┌─ Stored data
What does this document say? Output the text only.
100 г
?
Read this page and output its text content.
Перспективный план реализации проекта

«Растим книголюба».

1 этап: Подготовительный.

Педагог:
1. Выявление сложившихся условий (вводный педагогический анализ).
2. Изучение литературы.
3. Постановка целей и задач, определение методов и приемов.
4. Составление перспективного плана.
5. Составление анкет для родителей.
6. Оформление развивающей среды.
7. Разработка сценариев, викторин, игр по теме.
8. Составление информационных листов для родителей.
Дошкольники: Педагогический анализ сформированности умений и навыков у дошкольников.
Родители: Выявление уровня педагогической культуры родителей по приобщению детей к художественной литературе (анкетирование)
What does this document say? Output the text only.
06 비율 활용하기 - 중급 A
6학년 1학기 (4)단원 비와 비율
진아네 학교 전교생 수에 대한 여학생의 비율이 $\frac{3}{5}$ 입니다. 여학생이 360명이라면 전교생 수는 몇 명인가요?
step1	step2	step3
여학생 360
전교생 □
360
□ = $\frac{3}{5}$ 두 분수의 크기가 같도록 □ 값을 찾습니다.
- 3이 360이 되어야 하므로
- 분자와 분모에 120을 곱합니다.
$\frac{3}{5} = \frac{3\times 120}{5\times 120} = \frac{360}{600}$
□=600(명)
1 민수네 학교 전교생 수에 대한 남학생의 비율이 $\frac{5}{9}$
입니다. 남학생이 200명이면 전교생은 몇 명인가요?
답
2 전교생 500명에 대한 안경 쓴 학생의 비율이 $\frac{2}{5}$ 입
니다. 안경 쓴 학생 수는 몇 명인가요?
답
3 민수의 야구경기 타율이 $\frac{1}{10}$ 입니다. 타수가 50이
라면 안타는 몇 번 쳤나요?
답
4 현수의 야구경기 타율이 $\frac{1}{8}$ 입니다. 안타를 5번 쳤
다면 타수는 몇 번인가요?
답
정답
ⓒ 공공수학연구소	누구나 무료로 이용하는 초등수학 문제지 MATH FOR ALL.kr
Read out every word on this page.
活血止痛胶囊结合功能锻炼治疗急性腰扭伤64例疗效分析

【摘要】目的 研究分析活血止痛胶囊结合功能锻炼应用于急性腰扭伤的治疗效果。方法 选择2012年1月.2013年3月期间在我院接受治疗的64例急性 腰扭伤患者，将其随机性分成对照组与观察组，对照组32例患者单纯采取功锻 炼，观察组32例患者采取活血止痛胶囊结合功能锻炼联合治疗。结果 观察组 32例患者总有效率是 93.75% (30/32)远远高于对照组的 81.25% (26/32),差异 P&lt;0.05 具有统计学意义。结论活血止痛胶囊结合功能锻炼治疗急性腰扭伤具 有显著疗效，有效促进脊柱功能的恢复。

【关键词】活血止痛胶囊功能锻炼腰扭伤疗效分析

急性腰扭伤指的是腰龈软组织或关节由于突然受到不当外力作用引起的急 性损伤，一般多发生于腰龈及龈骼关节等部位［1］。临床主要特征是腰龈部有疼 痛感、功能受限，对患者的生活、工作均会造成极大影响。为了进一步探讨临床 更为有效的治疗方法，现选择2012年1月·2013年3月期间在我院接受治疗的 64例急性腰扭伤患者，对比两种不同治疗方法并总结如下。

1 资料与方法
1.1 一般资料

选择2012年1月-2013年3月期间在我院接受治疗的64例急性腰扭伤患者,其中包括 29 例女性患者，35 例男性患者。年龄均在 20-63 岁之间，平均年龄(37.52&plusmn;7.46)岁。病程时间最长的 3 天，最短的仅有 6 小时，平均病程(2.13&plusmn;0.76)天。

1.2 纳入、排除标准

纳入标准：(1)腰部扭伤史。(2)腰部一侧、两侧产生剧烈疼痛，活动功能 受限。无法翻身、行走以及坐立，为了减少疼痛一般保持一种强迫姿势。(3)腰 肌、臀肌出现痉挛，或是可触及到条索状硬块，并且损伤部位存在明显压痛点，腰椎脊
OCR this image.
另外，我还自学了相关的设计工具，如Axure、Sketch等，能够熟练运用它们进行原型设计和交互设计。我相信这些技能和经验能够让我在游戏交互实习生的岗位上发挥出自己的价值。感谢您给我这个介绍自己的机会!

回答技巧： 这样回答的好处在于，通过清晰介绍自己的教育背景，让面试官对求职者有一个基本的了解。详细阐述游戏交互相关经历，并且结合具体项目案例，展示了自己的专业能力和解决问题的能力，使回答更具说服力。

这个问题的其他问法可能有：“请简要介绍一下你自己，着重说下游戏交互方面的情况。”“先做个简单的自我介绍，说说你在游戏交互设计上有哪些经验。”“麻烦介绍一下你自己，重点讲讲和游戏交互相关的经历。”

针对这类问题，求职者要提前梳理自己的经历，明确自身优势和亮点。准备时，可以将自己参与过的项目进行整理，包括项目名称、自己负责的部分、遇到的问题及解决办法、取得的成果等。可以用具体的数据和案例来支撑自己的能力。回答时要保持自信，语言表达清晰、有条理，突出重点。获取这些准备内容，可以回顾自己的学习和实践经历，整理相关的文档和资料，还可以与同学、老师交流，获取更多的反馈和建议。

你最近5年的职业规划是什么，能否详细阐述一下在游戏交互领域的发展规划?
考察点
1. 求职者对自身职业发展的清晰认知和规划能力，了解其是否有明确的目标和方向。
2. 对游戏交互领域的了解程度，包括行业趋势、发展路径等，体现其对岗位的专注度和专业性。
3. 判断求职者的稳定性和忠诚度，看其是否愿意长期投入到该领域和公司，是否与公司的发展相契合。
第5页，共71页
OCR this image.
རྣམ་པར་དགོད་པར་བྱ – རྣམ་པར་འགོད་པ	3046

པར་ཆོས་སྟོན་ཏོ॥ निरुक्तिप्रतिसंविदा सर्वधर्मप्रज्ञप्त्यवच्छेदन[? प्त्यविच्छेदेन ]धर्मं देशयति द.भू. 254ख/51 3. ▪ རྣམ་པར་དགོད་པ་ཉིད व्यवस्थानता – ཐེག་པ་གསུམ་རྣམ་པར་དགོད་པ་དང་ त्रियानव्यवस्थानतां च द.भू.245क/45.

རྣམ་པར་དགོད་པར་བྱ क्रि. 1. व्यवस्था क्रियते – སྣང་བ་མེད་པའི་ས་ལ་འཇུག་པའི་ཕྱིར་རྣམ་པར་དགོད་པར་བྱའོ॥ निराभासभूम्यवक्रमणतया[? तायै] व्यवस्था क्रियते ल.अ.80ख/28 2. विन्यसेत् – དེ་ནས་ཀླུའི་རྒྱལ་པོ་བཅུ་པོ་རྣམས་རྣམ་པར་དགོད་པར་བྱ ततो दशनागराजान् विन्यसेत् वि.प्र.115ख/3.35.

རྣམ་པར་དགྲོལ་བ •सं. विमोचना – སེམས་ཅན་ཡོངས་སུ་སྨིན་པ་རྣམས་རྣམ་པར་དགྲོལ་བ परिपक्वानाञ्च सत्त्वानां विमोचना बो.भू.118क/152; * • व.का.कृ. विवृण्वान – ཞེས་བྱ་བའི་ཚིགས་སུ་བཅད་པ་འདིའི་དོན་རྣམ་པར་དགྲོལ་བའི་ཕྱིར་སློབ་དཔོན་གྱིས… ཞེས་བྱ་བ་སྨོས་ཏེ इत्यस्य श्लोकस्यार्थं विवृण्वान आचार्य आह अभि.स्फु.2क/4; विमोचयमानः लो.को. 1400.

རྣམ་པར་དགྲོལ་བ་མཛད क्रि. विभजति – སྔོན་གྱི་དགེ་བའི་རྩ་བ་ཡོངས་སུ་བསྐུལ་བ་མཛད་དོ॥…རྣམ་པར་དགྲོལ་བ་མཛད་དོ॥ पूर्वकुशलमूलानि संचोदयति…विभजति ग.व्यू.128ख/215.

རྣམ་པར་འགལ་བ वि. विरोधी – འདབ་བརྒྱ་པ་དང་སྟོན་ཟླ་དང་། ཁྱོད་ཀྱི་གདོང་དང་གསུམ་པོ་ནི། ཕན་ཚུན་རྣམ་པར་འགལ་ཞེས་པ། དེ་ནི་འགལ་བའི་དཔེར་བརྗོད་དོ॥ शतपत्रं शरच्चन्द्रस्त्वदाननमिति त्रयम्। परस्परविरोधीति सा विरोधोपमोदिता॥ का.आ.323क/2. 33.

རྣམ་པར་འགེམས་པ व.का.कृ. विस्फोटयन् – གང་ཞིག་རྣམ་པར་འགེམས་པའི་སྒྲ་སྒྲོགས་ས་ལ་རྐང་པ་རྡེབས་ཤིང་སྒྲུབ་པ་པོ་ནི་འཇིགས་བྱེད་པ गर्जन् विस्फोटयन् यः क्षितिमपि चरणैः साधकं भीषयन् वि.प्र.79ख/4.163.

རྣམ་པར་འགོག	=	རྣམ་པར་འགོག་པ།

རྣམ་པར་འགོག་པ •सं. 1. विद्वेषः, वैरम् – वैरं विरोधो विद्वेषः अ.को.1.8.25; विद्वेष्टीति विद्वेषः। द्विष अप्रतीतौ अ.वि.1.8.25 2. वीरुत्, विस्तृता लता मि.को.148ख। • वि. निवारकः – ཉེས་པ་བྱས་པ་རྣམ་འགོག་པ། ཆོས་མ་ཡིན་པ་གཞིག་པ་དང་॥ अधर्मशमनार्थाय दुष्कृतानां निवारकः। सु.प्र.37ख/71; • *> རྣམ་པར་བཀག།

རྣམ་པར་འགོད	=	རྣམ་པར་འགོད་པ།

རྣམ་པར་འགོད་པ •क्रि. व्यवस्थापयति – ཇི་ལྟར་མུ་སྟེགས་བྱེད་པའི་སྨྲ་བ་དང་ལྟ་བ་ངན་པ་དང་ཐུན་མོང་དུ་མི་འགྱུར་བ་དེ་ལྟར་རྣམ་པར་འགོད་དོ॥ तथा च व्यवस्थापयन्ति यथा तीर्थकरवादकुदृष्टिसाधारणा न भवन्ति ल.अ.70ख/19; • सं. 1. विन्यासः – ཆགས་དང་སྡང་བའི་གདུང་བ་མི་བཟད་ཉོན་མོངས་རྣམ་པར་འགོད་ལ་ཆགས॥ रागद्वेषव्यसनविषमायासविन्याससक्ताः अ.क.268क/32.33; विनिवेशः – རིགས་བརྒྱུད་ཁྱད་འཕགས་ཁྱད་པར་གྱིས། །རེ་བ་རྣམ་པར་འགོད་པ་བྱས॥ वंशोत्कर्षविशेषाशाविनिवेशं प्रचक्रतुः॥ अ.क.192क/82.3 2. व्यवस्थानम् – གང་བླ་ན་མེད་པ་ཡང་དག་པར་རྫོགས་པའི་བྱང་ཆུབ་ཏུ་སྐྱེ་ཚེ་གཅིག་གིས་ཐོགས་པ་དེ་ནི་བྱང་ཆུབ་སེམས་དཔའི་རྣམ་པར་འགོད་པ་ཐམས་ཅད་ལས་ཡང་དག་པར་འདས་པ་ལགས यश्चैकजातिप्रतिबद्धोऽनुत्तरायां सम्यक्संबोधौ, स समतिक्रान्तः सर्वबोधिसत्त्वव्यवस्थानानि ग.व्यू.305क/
└─
Copy all lines from the material that include "Выявление".

**Task answer:**
1. Выявление сложившихся условий (вводный педагогический анализ).
Родители: Выявление уровня педагогической культуры родителей по приобщению детей к художественной литературе (анкетирование)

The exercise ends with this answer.